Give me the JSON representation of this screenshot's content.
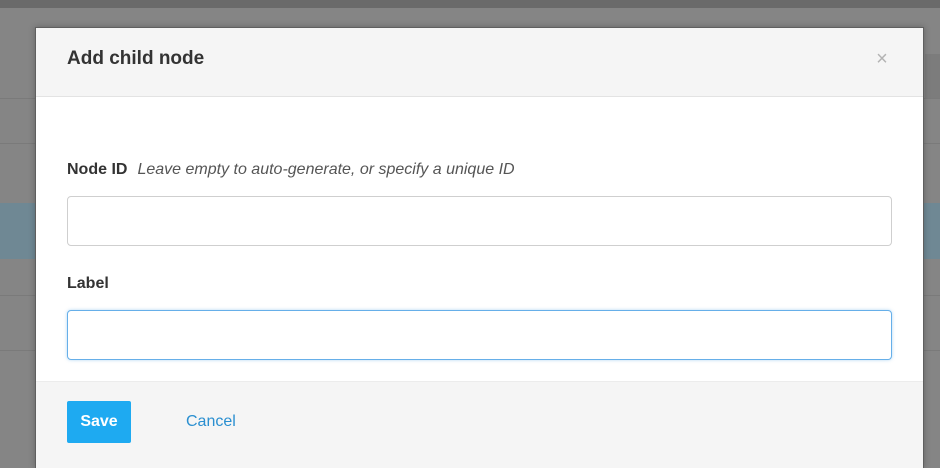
{
  "modal": {
    "title": "Add child node",
    "close_symbol": "×",
    "fields": {
      "node_id": {
        "label": "Node ID",
        "hint": "Leave empty to auto-generate, or specify a unique ID",
        "value": "",
        "placeholder": ""
      },
      "label": {
        "label": "Label",
        "value": "",
        "placeholder": ""
      }
    },
    "footer": {
      "save_label": "Save",
      "cancel_label": "Cancel"
    }
  },
  "colors": {
    "primary_button": "#1eaaf1",
    "link": "#2a8fd0",
    "focus_border": "#66afe9",
    "header_bg": "#f5f5f5"
  },
  "icons": {
    "close": "close-icon"
  }
}
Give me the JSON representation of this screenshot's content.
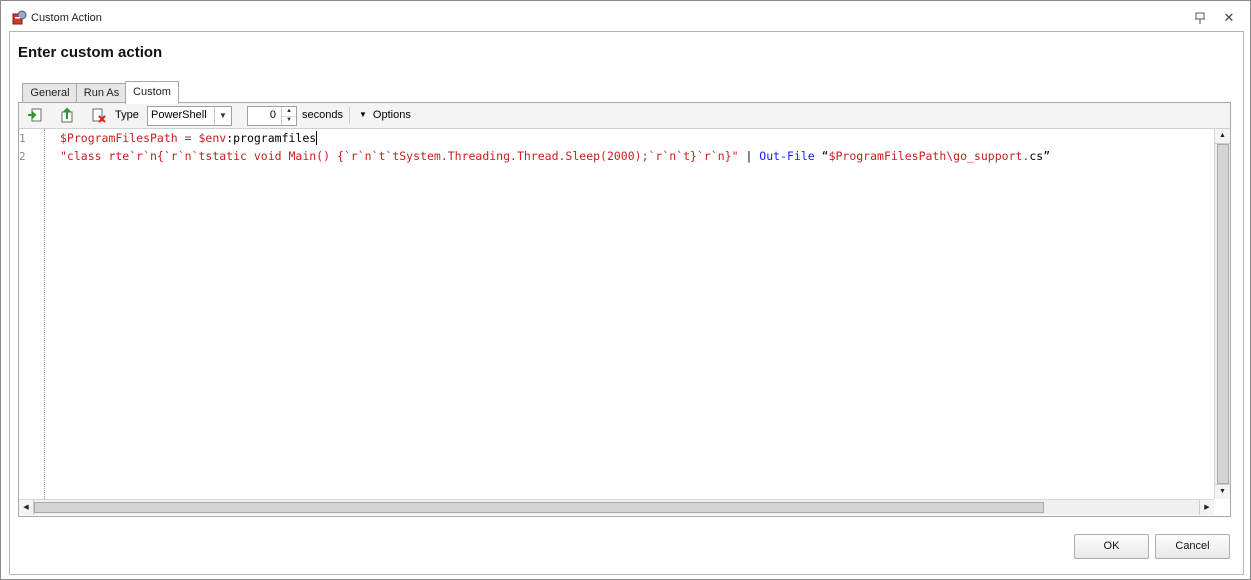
{
  "window": {
    "title": "Custom Action"
  },
  "heading": "Enter custom action",
  "tabs": [
    {
      "label": "General",
      "active": false
    },
    {
      "label": "Run As",
      "active": false
    },
    {
      "label": "Custom",
      "active": true
    }
  ],
  "toolbar": {
    "type_label": "Type",
    "type_value": "PowerShell",
    "timeout_value": "0",
    "seconds_label": "seconds",
    "options_label": "Options",
    "icons": [
      "import-icon",
      "export-icon",
      "clear-icon"
    ]
  },
  "editor": {
    "line_numbers": [
      "1",
      "2"
    ],
    "line1": {
      "var1": "$ProgramFilesPath",
      "op": " = ",
      "var2": "$env",
      "rest": ":programfiles"
    },
    "line2": {
      "string": "\"class rte`r`n{`r`n`tstatic void Main() {`r`n`t`tSystem.Threading.Thread.Sleep(2000);`r`n`t}`r`n}\"",
      "pipe": " | ",
      "cmdlet": "Out-File",
      "space": " ",
      "q1": "“",
      "pathvar": "$ProgramFilesPath\\go_support.",
      "ext": "cs",
      "q2": "”"
    }
  },
  "buttons": {
    "ok": "OK",
    "cancel": "Cancel"
  },
  "colors": {
    "variable": "#c62020",
    "cmdlet": "#1a1aff"
  }
}
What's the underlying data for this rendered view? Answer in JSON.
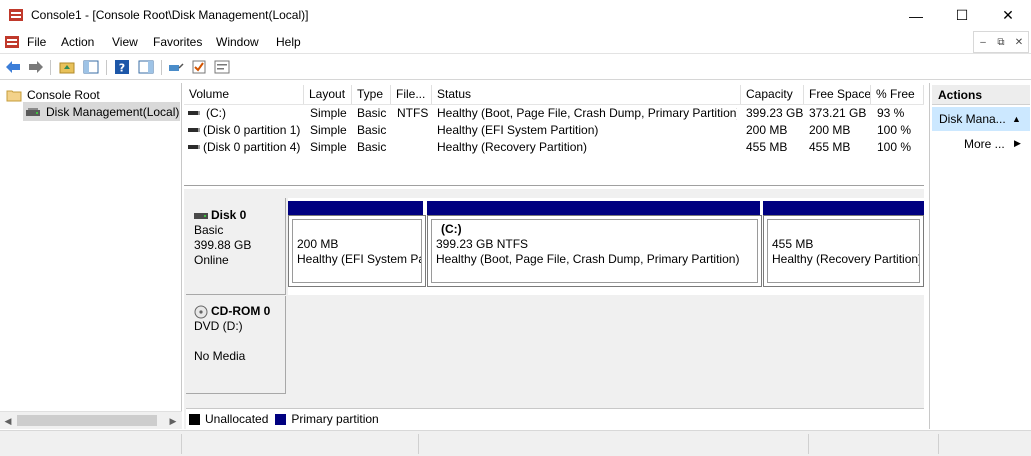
{
  "window": {
    "title": "Console1 - [Console Root\\Disk Management(Local)]"
  },
  "menu": [
    "File",
    "Action",
    "View",
    "Favorites",
    "Window",
    "Help"
  ],
  "tree": {
    "root": "Console Root",
    "child": "Disk Management(Local)"
  },
  "volumes": {
    "headers": [
      "Volume",
      "Layout",
      "Type",
      "File...",
      "Status",
      "Capacity",
      "Free Space",
      "% Free"
    ],
    "rows": [
      [
        "(C:)",
        "Simple",
        "Basic",
        "NTFS",
        "Healthy (Boot, Page File, Crash Dump, Primary Partition)",
        "399.23 GB",
        "373.21 GB",
        "93 %"
      ],
      [
        "(Disk 0 partition 1)",
        "Simple",
        "Basic",
        "",
        "Healthy (EFI System Partition)",
        "200 MB",
        "200 MB",
        "100 %"
      ],
      [
        "(Disk 0 partition 4)",
        "Simple",
        "Basic",
        "",
        "Healthy (Recovery Partition)",
        "455 MB",
        "455 MB",
        "100 %"
      ]
    ]
  },
  "disk0": {
    "name": "Disk 0",
    "type": "Basic",
    "size": "399.88 GB",
    "status": "Online",
    "partitions": [
      {
        "label": "",
        "size": "200 MB",
        "status": "Healthy (EFI System Partition)"
      },
      {
        "label": "(C:)",
        "size": "399.23 GB NTFS",
        "status": "Healthy (Boot, Page File, Crash Dump, Primary Partition)"
      },
      {
        "label": "",
        "size": "455 MB",
        "status": "Healthy (Recovery Partition)"
      }
    ]
  },
  "cdrom": {
    "name": "CD-ROM 0",
    "drive": "DVD (D:)",
    "status": "No Media"
  },
  "legend": {
    "unallocated": "Unallocated",
    "primary": "Primary partition"
  },
  "colors": {
    "primary_partition": "#000080",
    "unallocated": "#000000",
    "selection": "#cce8ff"
  },
  "actions": {
    "header": "Actions",
    "section": "Disk Mana...",
    "more": "More ..."
  }
}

### [Given problem]
Among the records above, find each line holding the string "Management" and pull it out.

### [Solution below]
    "title": "Console1 - [Console Root\\Disk Management(Local)]"
    "child": "Disk Management(Local)"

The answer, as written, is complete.